### Problem requirements
Repeat the entries that follow verbatim, without any of their pictures.

┄┄┄┄┄┄┄┄┄┄┄┄┄┄┄┄┄┄┄┄

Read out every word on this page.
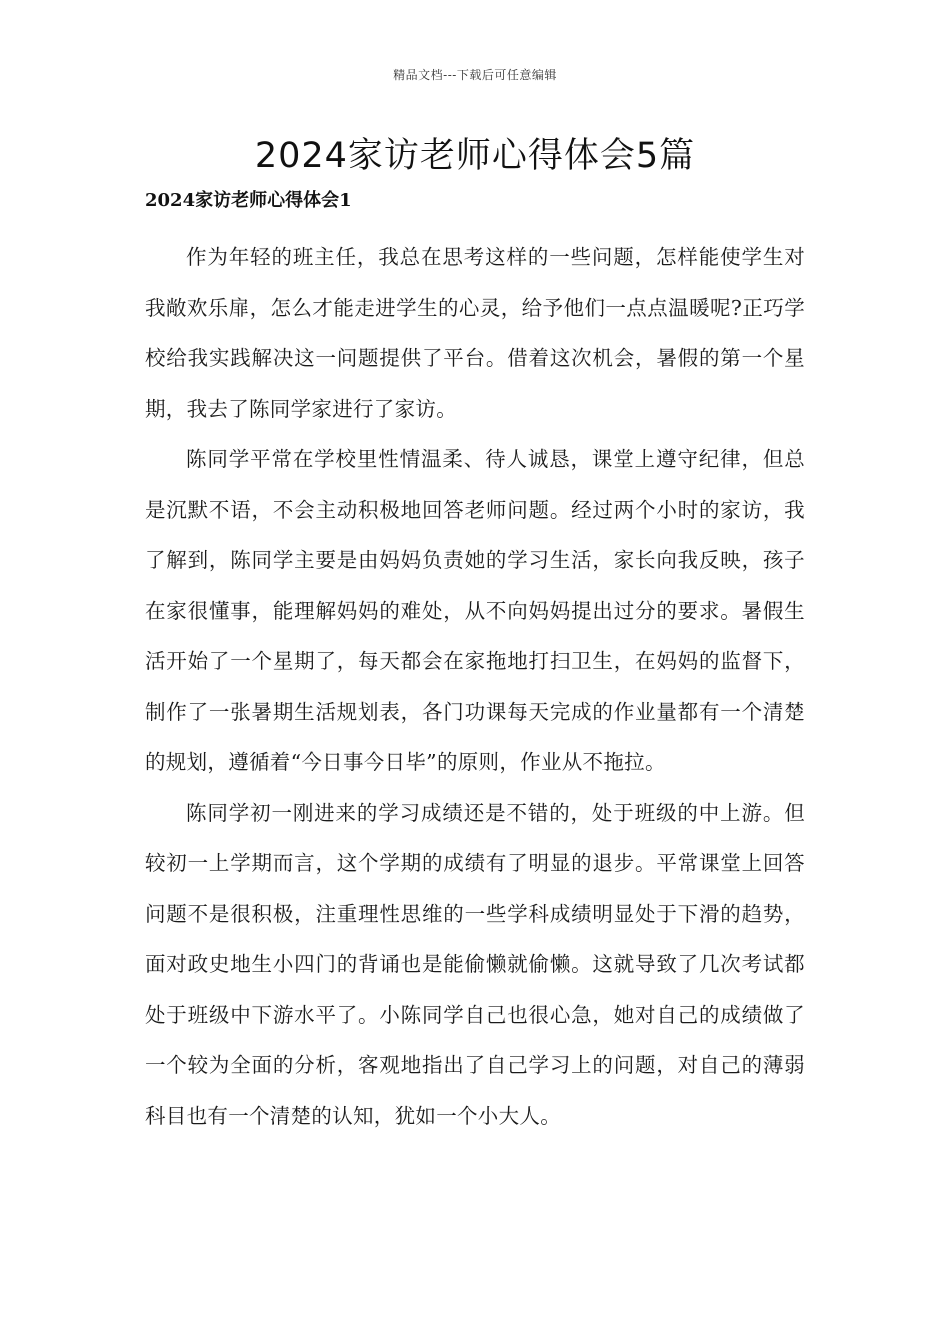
精品文档---下载后可任意编辑
2024家访老师心得体会5篇
2024家访老师心得体会1

作为年轻的班主任，我总在思考这样的一些问题，怎样能使学生对我敞欢乐扉，怎么才能走进学生的心灵，给予他们一点点温暖呢?正巧学校给我实践解决这一问题提供了平台。借着这次机会，暑假的第一个星期，我去了陈同学家进行了家访。

陈同学平常在学校里性情温柔、待人诚恳，课堂上遵守纪律，但总是沉默不语，不会主动积极地回答老师问题。经过两个小时的家访，我了解到，陈同学主要是由妈妈负责她的学习生活，家长向我反映，孩子在家很懂事，能理解妈妈的难处，从不向妈妈提出过分的要求。暑假生活开始了一个星期了，每天都会在家拖地打扫卫生，在妈妈的监督下，制作了一张暑期生活规划表，各门功课每天完成的作业量都有一个清楚的规划，遵循着“今日事今日毕”的原则，作业从不拖拉。

陈同学初一刚进来的学习成绩还是不错的，处于班级的中上游。但较初一上学期而言，这个学期的成绩有了明显的退步。平常课堂上回答问题不是很积极，注重理性思维的一些学科成绩明显处于下滑的趋势，面对政史地生小四门的背诵也是能偷懒就偷懒。这就导致了几次考试都处于班级中下游水平了。小陈同学自己也很心急，她对自己的成绩做了一个较为全面的分析，客观地指出了自己学习上的问题，对自己的薄弱科目也有一个清楚的认知，犹如一个小大人。
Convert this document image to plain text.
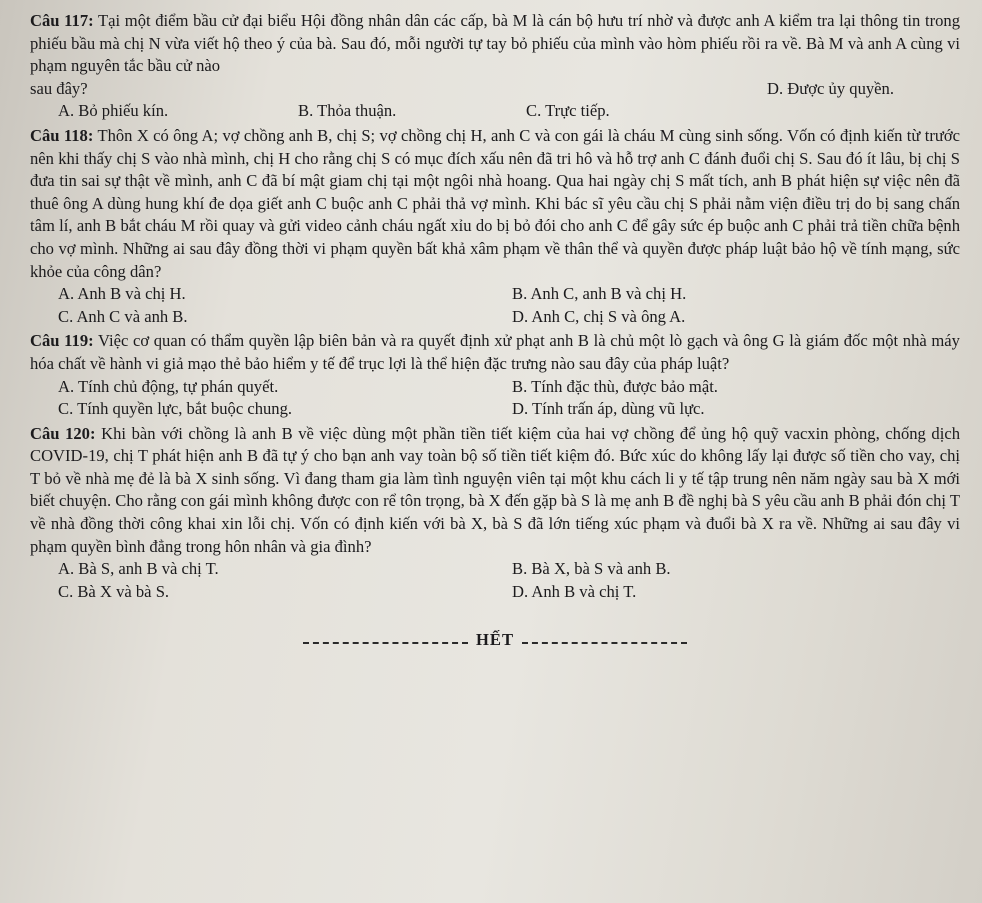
Câu 117: Tại một điểm bầu cử đại biểu Hội đồng nhân dân các cấp, bà M là cán bộ hưu trí nhờ và được anh A kiểm tra lại thông tin trong phiếu bầu mà chị N vừa viết hộ theo ý của bà. Sau đó, mỗi người tự tay bỏ phiếu của mình vào hòm phiếu rồi ra về. Bà M và anh A cùng vi phạm nguyên tắc bầu cử nào

sau đây?	D. Được ủy quyền.
A. Bỏ phiếu kín.	B. Thỏa thuận.	C. Trực tiếp.

Câu 118: Thôn X có ông A; vợ chồng anh B, chị S; vợ chồng chị H, anh C và con gái là cháu M cùng sinh sống. Vốn có định kiến từ trước nên khi thấy chị S vào nhà mình, chị H cho rằng chị S có mục đích xấu nên đã tri hô và hỗ trợ anh C đánh đuổi chị S. Sau đó ít lâu, bị chị S đưa tin sai sự thật về mình, anh C đã bí mật giam chị tại một ngôi nhà hoang. Qua hai ngày chị S mất tích, anh B phát hiện sự việc nên đã thuê ông A dùng hung khí đe dọa giết anh C buộc anh C phải thả vợ mình. Khi bác sĩ yêu cầu chị S phải nằm viện điều trị do bị sang chấn tâm lí, anh B bắt cháu M rồi quay và gửi video cảnh cháu ngất xỉu do bị bỏ đói cho anh C để gây sức ép buộc anh C phải trả tiền chữa bệnh cho vợ mình. Những ai sau đây đồng thời vi phạm quyền bất khả xâm phạm về thân thể và quyền được pháp luật bảo hộ về tính mạng, sức khỏe của công dân?

A. Anh B và chị H.	B. Anh C, anh B và chị H.
C. Anh C và anh B.	D. Anh C, chị S và ông A.

Câu 119: Việc cơ quan có thẩm quyền lập biên bản và ra quyết định xử phạt anh B là chủ một lò gạch và ông G là giám đốc một nhà máy hóa chất về hành vi giả mạo thẻ bảo hiểm y tế để trục lợi là thể hiện đặc trưng nào sau đây của pháp luật?

A. Tính chủ động, tự phán quyết.	B. Tính đặc thù, được bảo mật.
C. Tính quyền lực, bắt buộc chung.	D. Tính trấn áp, dùng vũ lực.

Câu 120: Khi bàn với chồng là anh B về việc dùng một phần tiền tiết kiệm của hai vợ chồng để ủng hộ quỹ vacxin phòng, chống dịch COVID-19, chị T phát hiện anh B đã tự ý cho bạn anh vay toàn bộ số tiền tiết kiệm đó. Bức xúc do không lấy lại được số tiền cho vay, chị T bỏ về nhà mẹ đẻ là bà X sinh sống. Vì đang tham gia làm tình nguyện viên tại một khu cách li y tế tập trung nên năm ngày sau bà X mới biết chuyện. Cho rằng con gái mình không được con rể tôn trọng, bà X đến gặp bà S là mẹ anh B đề nghị bà S yêu cầu anh B phải đón chị T về nhà đồng thời công khai xin lỗi chị. Vốn có định kiến với bà X, bà S đã lớn tiếng xúc phạm và đuổi bà X ra về. Những ai sau đây vi phạm quyền bình đẳng trong hôn nhân và gia đình?

A. Bà S, anh B và chị T.	B. Bà X, bà S và anh B.
C. Bà X và bà S.	D. Anh B và chị T.
HẾT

┄┄┄┄┄┄┄┄┄┄┄┄┄┄┄┄┄┄┄┄

### Complete output
Read out every word on this page.
精品文档---下载后可任意编辑
2024家访老师心得体会5篇
2024家访老师心得体会1

作为年轻的班主任，我总在思考这样的一些问题，怎样能使学生对我敞欢乐扉，怎么才能走进学生的心灵，给予他们一点点温暖呢?正巧学校给我实践解决这一问题提供了平台。借着这次机会，暑假的第一个星期，我去了陈同学家进行了家访。

陈同学平常在学校里性情温柔、待人诚恳，课堂上遵守纪律，但总是沉默不语，不会主动积极地回答老师问题。经过两个小时的家访，我了解到，陈同学主要是由妈妈负责她的学习生活，家长向我反映，孩子在家很懂事，能理解妈妈的难处，从不向妈妈提出过分的要求。暑假生活开始了一个星期了，每天都会在家拖地打扫卫生，在妈妈的监督下，制作了一张暑期生活规划表，各门功课每天完成的作业量都有一个清楚的规划，遵循着“今日事今日毕”的原则，作业从不拖拉。

陈同学初一刚进来的学习成绩还是不错的，处于班级的中上游。但较初一上学期而言，这个学期的成绩有了明显的退步。平常课堂上回答问题不是很积极，注重理性思维的一些学科成绩明显处于下滑的趋势，面对政史地生小四门的背诵也是能偷懒就偷懒。这就导致了几次考试都处于班级中下游水平了。小陈同学自己也很心急，她对自己的成绩做了一个较为全面的分析，客观地指出了自己学习上的问题，对自己的薄弱科目也有一个清楚的认知，犹如一个小大人。
Convert this document image to plain text.
Câu 117: Tại một điểm bầu cử đại biểu Hội đồng nhân dân các cấp, bà M là cán bộ hưu trí nhờ và được anh A kiểm tra lại thông tin trong phiếu bầu mà chị N vừa viết hộ theo ý của bà. Sau đó, mỗi người tự tay bỏ phiếu của mình vào hòm phiếu rồi ra về. Bà M và anh A cùng vi phạm nguyên tắc bầu cử nào

sau đây?	D. Được ủy quyền.
A. Bỏ phiếu kín.	B. Thỏa thuận.	C. Trực tiếp.

Câu 118: Thôn X có ông A; vợ chồng anh B, chị S; vợ chồng chị H, anh C và con gái là cháu M cùng sinh sống. Vốn có định kiến từ trước nên khi thấy chị S vào nhà mình, chị H cho rằng chị S có mục đích xấu nên đã tri hô và hỗ trợ anh C đánh đuổi chị S. Sau đó ít lâu, bị chị S đưa tin sai sự thật về mình, anh C đã bí mật giam chị tại một ngôi nhà hoang. Qua hai ngày chị S mất tích, anh B phát hiện sự việc nên đã thuê ông A dùng hung khí đe dọa giết anh C buộc anh C phải thả vợ mình. Khi bác sĩ yêu cầu chị S phải nằm viện điều trị do bị sang chấn tâm lí, anh B bắt cháu M rồi quay và gửi video cảnh cháu ngất xỉu do bị bỏ đói cho anh C để gây sức ép buộc anh C phải trả tiền chữa bệnh cho vợ mình. Những ai sau đây đồng thời vi phạm quyền bất khả xâm phạm về thân thể và quyền được pháp luật bảo hộ về tính mạng, sức khỏe của công dân?

A. Anh B và chị H.	B. Anh C, anh B và chị H.
C. Anh C và anh B.	D. Anh C, chị S và ông A.

Câu 119: Việc cơ quan có thẩm quyền lập biên bản và ra quyết định xử phạt anh B là chủ một lò gạch và ông G là giám đốc một nhà máy hóa chất về hành vi giả mạo thẻ bảo hiểm y tế để trục lợi là thể hiện đặc trưng nào sau đây của pháp luật?

A. Tính chủ động, tự phán quyết.	B. Tính đặc thù, được bảo mật.
C. Tính quyền lực, bắt buộc chung.	D. Tính trấn áp, dùng vũ lực.

Câu 120: Khi bàn với chồng là anh B về việc dùng một phần tiền tiết kiệm của hai vợ chồng để ủng hộ quỹ vacxin phòng, chống dịch COVID-19, chị T phát hiện anh B đã tự ý cho bạn anh vay toàn bộ số tiền tiết kiệm đó. Bức xúc do không lấy lại được số tiền cho vay, chị T bỏ về nhà mẹ đẻ là bà X sinh sống. Vì đang tham gia làm tình nguyện viên tại một khu cách li y tế tập trung nên năm ngày sau bà X mới biết chuyện. Cho rằng con gái mình không được con rể tôn trọng, bà X đến gặp bà S là mẹ anh B đề nghị bà S yêu cầu anh B phải đón chị T về nhà đồng thời công khai xin lỗi chị. Vốn có định kiến với bà X, bà S đã lớn tiếng xúc phạm và đuổi bà X ra về. Những ai sau đây vi phạm quyền bình đẳng trong hôn nhân và gia đình?

A. Bà S, anh B và chị T.	B. Bà X, bà S và anh B.
C. Bà X và bà S.	D. Anh B và chị T.
HẾT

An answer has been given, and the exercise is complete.